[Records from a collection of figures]
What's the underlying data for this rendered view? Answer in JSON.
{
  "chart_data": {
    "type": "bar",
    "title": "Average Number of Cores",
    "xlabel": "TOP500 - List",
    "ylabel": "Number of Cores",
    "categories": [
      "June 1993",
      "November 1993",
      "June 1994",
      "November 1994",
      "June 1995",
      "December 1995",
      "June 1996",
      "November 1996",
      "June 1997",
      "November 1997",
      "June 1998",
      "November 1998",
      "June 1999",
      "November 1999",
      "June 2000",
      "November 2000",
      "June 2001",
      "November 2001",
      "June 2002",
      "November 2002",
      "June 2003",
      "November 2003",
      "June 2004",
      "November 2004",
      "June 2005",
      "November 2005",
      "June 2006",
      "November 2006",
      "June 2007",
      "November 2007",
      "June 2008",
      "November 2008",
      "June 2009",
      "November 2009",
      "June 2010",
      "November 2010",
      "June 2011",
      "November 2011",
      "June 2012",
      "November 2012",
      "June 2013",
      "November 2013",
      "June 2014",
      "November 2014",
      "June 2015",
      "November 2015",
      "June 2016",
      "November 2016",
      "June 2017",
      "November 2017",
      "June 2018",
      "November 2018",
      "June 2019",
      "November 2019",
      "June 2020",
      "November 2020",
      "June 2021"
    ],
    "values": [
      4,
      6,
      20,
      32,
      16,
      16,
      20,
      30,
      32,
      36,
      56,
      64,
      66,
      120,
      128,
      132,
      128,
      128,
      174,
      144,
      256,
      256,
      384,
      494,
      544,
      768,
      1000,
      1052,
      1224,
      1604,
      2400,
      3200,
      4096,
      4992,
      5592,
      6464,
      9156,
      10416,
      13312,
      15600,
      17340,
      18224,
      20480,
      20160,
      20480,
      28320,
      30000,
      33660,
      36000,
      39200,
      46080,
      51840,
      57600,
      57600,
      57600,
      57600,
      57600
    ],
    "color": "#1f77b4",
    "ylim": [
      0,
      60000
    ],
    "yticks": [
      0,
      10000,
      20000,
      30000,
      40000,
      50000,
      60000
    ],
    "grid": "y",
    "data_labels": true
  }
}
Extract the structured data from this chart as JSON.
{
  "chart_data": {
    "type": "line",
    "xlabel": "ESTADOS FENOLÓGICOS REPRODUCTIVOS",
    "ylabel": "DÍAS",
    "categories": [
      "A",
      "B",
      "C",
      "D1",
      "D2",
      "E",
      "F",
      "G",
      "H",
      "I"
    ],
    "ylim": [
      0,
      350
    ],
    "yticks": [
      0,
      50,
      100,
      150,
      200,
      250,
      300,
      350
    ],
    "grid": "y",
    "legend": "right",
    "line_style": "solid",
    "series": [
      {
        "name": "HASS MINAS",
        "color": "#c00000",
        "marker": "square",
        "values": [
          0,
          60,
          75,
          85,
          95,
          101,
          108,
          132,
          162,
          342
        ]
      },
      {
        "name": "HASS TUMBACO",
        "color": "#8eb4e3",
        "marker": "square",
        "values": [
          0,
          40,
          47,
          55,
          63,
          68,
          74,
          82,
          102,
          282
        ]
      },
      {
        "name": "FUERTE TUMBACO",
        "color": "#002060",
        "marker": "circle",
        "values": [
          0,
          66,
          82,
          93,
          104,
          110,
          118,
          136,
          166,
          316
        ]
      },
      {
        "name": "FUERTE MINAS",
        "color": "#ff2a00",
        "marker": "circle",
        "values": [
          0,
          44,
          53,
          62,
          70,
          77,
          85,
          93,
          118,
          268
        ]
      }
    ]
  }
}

• _Brief_
Copy out each line in the listing that has the word "color".

• _Solution_
    "color": "#1f77b4",
        "color": "#c00000",
        "color": "#8eb4e3",
        "color": "#002060",
        "color": "#ff2a00",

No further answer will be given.